Description of the task |
Each entry below should be reproduced character for character.

= = =

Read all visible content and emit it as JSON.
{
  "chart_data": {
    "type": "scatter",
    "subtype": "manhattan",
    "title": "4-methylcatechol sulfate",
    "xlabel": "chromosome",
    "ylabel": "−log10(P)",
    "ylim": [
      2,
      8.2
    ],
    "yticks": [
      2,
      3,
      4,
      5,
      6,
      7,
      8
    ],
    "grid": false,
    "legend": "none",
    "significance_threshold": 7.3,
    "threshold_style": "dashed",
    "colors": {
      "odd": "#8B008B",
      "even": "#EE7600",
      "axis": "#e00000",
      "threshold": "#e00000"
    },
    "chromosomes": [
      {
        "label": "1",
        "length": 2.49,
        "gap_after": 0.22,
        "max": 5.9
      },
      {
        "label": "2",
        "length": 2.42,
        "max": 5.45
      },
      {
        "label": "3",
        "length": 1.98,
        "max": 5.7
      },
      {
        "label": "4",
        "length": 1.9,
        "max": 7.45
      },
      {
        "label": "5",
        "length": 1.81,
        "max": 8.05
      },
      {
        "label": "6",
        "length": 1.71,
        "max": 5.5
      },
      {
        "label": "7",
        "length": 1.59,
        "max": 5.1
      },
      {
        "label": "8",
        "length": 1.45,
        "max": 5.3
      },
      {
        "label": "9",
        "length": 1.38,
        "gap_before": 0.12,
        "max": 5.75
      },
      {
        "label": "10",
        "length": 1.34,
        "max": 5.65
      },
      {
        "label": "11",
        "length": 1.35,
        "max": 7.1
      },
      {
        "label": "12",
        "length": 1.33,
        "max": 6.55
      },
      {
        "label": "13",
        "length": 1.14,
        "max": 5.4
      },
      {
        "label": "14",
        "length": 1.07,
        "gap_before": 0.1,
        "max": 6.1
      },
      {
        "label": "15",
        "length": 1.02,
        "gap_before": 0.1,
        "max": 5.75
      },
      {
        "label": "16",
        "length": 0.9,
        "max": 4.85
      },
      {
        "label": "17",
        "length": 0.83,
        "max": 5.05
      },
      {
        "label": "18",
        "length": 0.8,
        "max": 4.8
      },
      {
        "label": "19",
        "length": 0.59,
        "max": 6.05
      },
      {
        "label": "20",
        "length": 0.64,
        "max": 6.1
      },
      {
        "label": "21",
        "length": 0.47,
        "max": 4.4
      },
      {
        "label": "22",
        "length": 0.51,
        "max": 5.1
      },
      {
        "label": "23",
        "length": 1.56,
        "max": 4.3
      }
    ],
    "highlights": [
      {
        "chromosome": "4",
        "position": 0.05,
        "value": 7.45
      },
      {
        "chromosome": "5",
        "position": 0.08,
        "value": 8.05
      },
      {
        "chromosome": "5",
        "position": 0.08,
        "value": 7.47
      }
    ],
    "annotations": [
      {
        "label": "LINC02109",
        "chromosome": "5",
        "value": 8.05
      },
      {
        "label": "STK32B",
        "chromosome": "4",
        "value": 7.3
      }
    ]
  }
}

= = =

Task output |
Read all visible content and emit it as JSON.
{
  "chart_data": {
    "type": "scatter",
    "subtype": "manhattan",
    "title": "4-methylcatechol sulfate",
    "xlabel": "chromosome",
    "ylabel": "−log10(P)",
    "ylim": [
      2,
      8.2
    ],
    "yticks": [
      2,
      3,
      4,
      5,
      6,
      7,
      8
    ],
    "grid": false,
    "legend": "none",
    "significance_threshold": 7.3,
    "threshold_style": "dashed",
    "colors": {
      "odd": "#8B008B",
      "even": "#EE7600",
      "axis": "#e00000",
      "threshold": "#e00000"
    },
    "chromosomes": [
      {
        "label": "1",
        "length": 2.49,
        "gap_after": 0.22,
        "max": 5.9
      },
      {
        "label": "2",
        "length": 2.42,
        "max": 5.45
      },
      {
        "label": "3",
        "length": 1.98,
        "max": 5.7
      },
      {
        "label": "4",
        "length": 1.9,
        "max": 7.45
      },
      {
        "label": "5",
        "length": 1.81,
        "max": 8.05
      },
      {
        "label": "6",
        "length": 1.71,
        "max": 5.5
      },
      {
        "label": "7",
        "length": 1.59,
        "max": 5.1
      },
      {
        "label": "8",
        "length": 1.45,
        "max": 5.3
      },
      {
        "label": "9",
        "length": 1.38,
        "gap_before": 0.12,
        "max": 5.75
      },
      {
        "label": "10",
        "length": 1.34,
        "max": 5.65
      },
      {
        "label": "11",
        "length": 1.35,
        "max": 7.1
      },
      {
        "label": "12",
        "length": 1.33,
        "max": 6.55
      },
      {
        "label": "13",
        "length": 1.14,
        "max": 5.4
      },
      {
        "label": "14",
        "length": 1.07,
        "gap_before": 0.1,
        "max": 6.1
      },
      {
        "label": "15",
        "length": 1.02,
        "gap_before": 0.1,
        "max": 5.75
      },
      {
        "label": "16",
        "length": 0.9,
        "max": 4.85
      },
      {
        "label": "17",
        "length": 0.83,
        "max": 5.05
      },
      {
        "label": "18",
        "length": 0.8,
        "max": 4.8
      },
      {
        "label": "19",
        "length": 0.59,
        "max": 6.05
      },
      {
        "label": "20",
        "length": 0.64,
        "max": 6.1
      },
      {
        "label": "21",
        "length": 0.47,
        "max": 4.4
      },
      {
        "label": "22",
        "length": 0.51,
        "max": 5.1
      },
      {
        "label": "23",
        "length": 1.56,
        "max": 4.3
      }
    ],
    "highlights": [
      {
        "chromosome": "4",
        "position": 0.05,
        "value": 7.45
      },
      {
        "chromosome": "5",
        "position": 0.08,
        "value": 8.05
      },
      {
        "chromosome": "5",
        "position": 0.08,
        "value": 7.47
      }
    ],
    "annotations": [
      {
        "label": "LINC02109",
        "chromosome": "5",
        "value": 8.05
      },
      {
        "label": "STK32B",
        "chromosome": "4",
        "value": 7.3
      }
    ]
  }
}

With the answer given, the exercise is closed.